Figure 1: Reference architecture for IA driven schema matching
Also note that visualization plays an important role at this point. Presenting all schema matching
correspondences to a user at once could be overwhelming and difficult to comprehend by the user, as
they become frustrated scrolling through all the false positives [13]. Completing the mapping is a task
that is both time consuming and cognitively demanding [13]. Explaining the reason why a specific
mapping suggested by the Software agent is an important feature supporting the user, but where many
approaches fall short still [13] [15]. Eventually, the winning mapping candidate is used to generate a
schema matcher.
4. Prototype
Using the reference architecture, we developed a prototype of the Automapping Application. It was
built using eMagiz [21] and uses the Machine Learning library provided by Microsoft [22] due to its’
ease of use and implementation. We first focused on a solution that can automatically suggest mappings,
and visually present the results to the user as shown in Figure 2. The involvement of the user only
occurred at the end of the process, with the aim of refining the results. We tested the classifiers which
are available and found that the best results can be achieved by using a neural network We created a
training set by extracting existing mapping results from the mapping repository in eMagiz. Since these
mappings are used in operational integrations, we consider them to be a reliable, expert verified, set.
We trained the neural network to predict candidate mappings and labeled each pair instance with (1) if
it has been mapped, and with (0), otherwise. This reduces the training set of 2.354.498 records to 19.486
records labelled with (1). When a user invokes the auto mapper, the same steps are followed, and the
classifier is used to predict the label and the user is then presented with new mappings.

- DATA LINES -
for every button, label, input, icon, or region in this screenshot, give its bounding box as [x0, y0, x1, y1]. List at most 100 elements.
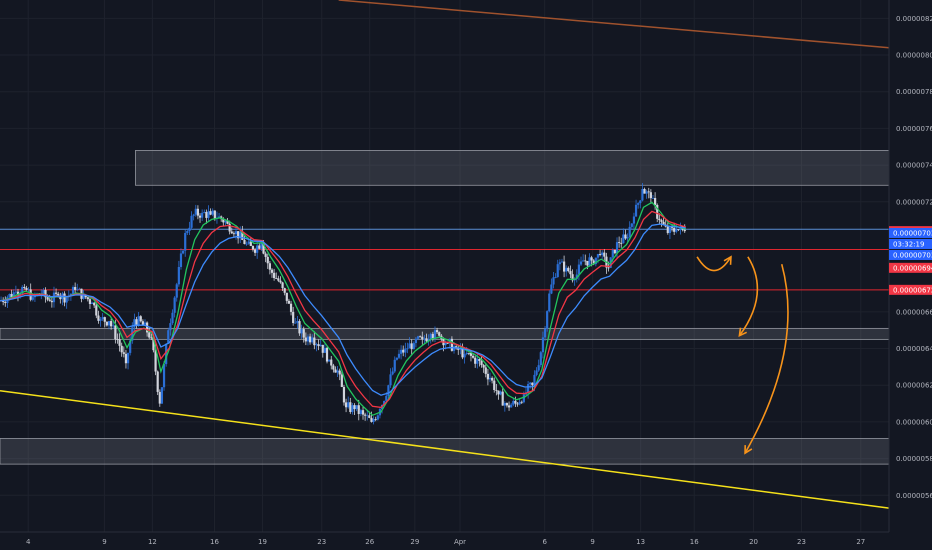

- WHAT TO WORK ON -
a) Please retype everything in the schema matching passage from "We trained the" down to "with new mappings.".
b) Using the schema matching passage, explain in one to three sentences why the training set built from the eMagiz mapping repository is considered reliable.

- WRITTEN ANSWERS -
a)
We trained the neural network to predict candidate mappings and labeled each pair instance with (1) if
it has been mapped, and with (0), otherwise. This reduces the training set of 2.354.498 records to 19.486
records labelled with (1). When a user invokes the auto mapper, the same steps are followed, and the
classifier is used to predict the label and the user is then presented with new mappings.

b) The mappings in the training set were extracted from the eMagiz mapping repository and are used in operational integrations. For that reason, they are considered a reliable, expert-verified set.